=== RAW RECORDS ===
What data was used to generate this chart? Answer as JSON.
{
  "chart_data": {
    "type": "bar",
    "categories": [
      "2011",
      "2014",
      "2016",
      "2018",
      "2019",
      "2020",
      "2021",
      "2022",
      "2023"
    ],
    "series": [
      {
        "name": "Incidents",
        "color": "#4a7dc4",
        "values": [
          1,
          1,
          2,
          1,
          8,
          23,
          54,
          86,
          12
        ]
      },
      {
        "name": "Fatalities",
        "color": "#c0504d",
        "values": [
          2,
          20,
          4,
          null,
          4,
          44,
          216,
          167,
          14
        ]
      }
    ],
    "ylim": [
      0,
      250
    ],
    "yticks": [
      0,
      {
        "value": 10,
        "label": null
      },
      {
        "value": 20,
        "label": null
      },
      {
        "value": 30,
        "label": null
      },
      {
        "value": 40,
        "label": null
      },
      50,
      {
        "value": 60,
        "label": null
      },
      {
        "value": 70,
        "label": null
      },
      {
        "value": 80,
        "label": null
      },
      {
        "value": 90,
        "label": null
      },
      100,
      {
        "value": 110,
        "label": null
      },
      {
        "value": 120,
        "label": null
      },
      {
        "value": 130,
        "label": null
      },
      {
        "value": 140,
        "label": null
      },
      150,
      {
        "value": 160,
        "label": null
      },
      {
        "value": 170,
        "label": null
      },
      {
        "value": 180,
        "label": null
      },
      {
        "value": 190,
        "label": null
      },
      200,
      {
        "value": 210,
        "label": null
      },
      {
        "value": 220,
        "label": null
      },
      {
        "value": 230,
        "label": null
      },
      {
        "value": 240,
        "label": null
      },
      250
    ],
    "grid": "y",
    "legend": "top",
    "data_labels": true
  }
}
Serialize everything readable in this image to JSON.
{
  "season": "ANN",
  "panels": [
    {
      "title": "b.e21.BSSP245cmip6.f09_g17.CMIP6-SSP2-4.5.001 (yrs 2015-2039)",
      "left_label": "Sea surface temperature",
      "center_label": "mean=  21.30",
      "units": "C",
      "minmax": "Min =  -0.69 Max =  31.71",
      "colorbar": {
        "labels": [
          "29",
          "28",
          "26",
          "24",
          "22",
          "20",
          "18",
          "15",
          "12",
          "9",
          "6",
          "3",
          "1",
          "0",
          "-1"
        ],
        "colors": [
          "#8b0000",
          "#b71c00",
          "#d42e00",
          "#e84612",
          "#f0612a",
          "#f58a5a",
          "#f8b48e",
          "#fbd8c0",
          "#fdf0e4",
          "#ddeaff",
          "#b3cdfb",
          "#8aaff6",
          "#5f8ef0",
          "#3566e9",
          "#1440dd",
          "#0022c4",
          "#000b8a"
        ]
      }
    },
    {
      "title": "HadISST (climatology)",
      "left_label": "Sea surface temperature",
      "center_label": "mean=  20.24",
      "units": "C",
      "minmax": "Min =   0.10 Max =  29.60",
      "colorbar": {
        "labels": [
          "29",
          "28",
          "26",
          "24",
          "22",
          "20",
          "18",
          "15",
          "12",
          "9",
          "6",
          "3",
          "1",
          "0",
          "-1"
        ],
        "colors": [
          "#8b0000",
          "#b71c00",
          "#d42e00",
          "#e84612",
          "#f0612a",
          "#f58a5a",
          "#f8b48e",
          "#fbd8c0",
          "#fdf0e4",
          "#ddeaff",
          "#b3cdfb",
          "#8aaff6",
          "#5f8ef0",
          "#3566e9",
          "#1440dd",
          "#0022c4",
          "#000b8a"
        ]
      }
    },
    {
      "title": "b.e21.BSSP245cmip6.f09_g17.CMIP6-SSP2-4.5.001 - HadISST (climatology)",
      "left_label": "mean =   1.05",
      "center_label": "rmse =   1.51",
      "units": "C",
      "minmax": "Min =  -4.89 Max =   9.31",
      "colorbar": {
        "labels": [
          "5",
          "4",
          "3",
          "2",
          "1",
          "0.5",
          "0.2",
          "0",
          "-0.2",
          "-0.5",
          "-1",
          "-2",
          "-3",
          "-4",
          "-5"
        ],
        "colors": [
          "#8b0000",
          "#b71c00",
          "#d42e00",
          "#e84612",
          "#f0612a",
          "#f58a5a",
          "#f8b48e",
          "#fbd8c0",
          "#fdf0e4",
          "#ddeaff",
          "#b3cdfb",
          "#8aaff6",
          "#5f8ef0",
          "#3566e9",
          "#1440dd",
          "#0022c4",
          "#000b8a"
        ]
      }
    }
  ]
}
===
**AIM OF THE EXERCISE**
All of the entries must be quoted exactly; please include each one.

**THE RESULT**
What data was used to generate this chart? Answer as JSON.
{
  "chart_data": {
    "type": "bar",
    "categories": [
      "2011",
      "2014",
      "2016",
      "2018",
      "2019",
      "2020",
      "2021",
      "2022",
      "2023"
    ],
    "series": [
      {
        "name": "Incidents",
        "color": "#4a7dc4",
        "values": [
          1,
          1,
          2,
          1,
          8,
          23,
          54,
          86,
          12
        ]
      },
      {
        "name": "Fatalities",
        "color": "#c0504d",
        "values": [
          2,
          20,
          4,
          null,
          4,
          44,
          216,
          167,
          14
        ]
      }
    ],
    "ylim": [
      0,
      250
    ],
    "yticks": [
      0,
      {
        "value": 10,
        "label": null
      },
      {
        "value": 20,
        "label": null
      },
      {
        "value": 30,
        "label": null
      },
      {
        "value": 40,
        "label": null
      },
      50,
      {
        "value": 60,
        "label": null
      },
      {
        "value": 70,
        "label": null
      },
      {
        "value": 80,
        "label": null
      },
      {
        "value": 90,
        "label": null
      },
      100,
      {
        "value": 110,
        "label": null
      },
      {
        "value": 120,
        "label": null
      },
      {
        "value": 130,
        "label": null
      },
      {
        "value": 140,
        "label": null
      },
      150,
      {
        "value": 160,
        "label": null
      },
      {
        "value": 170,
        "label": null
      },
      {
        "value": 180,
        "label": null
      },
      {
        "value": 190,
        "label": null
      },
      200,
      {
        "value": 210,
        "label": null
      },
      {
        "value": 220,
        "label": null
      },
      {
        "value": 230,
        "label": null
      },
      {
        "value": 240,
        "label": null
      },
      250
    ],
    "grid": "y",
    "legend": "top",
    "data_labels": true
  }
}
Serialize everything readable in this image to JSON.
{
  "season": "ANN",
  "panels": [
    {
      "title": "b.e21.BSSP245cmip6.f09_g17.CMIP6-SSP2-4.5.001 (yrs 2015-2039)",
      "left_label": "Sea surface temperature",
      "center_label": "mean=  21.30",
      "units": "C",
      "minmax": "Min =  -0.69 Max =  31.71",
      "colorbar": {
        "labels": [
          "29",
          "28",
          "26",
          "24",
          "22",
          "20",
          "18",
          "15",
          "12",
          "9",
          "6",
          "3",
          "1",
          "0",
          "-1"
        ],
        "colors": [
          "#8b0000",
          "#b71c00",
          "#d42e00",
          "#e84612",
          "#f0612a",
          "#f58a5a",
          "#f8b48e",
          "#fbd8c0",
          "#fdf0e4",
          "#ddeaff",
          "#b3cdfb",
          "#8aaff6",
          "#5f8ef0",
          "#3566e9",
          "#1440dd",
          "#0022c4",
          "#000b8a"
        ]
      }
    },
    {
      "title": "HadISST (climatology)",
      "left_label": "Sea surface temperature",
      "center_label": "mean=  20.24",
      "units": "C",
      "minmax": "Min =   0.10 Max =  29.60",
      "colorbar": {
        "labels": [
          "29",
          "28",
          "26",
          "24",
          "22",
          "20",
          "18",
          "15",
          "12",
          "9",
          "6",
          "3",
          "1",
          "0",
          "-1"
        ],
        "colors": [
          "#8b0000",
          "#b71c00",
          "#d42e00",
          "#e84612",
          "#f0612a",
          "#f58a5a",
          "#f8b48e",
          "#fbd8c0",
          "#fdf0e4",
          "#ddeaff",
          "#b3cdfb",
          "#8aaff6",
          "#5f8ef0",
          "#3566e9",
          "#1440dd",
          "#0022c4",
          "#000b8a"
        ]
      }
    },
    {
      "title": "b.e21.BSSP245cmip6.f09_g17.CMIP6-SSP2-4.5.001 - HadISST (climatology)",
      "left_label": "mean =   1.05",
      "center_label": "rmse =   1.51",
      "units": "C",
      "minmax": "Min =  -4.89 Max =   9.31",
      "colorbar": {
        "labels": [
          "5",
          "4",
          "3",
          "2",
          "1",
          "0.5",
          "0.2",
          "0",
          "-0.2",
          "-0.5",
          "-1",
          "-2",
          "-3",
          "-4",
          "-5"
        ],
        "colors": [
          "#8b0000",
          "#b71c00",
          "#d42e00",
          "#e84612",
          "#f0612a",
          "#f58a5a",
          "#f8b48e",
          "#fbd8c0",
          "#fdf0e4",
          "#ddeaff",
          "#b3cdfb",
          "#8aaff6",
          "#5f8ef0",
          "#3566e9",
          "#1440dd",
          "#0022c4",
          "#000b8a"
        ]
      }
    }
  ]
}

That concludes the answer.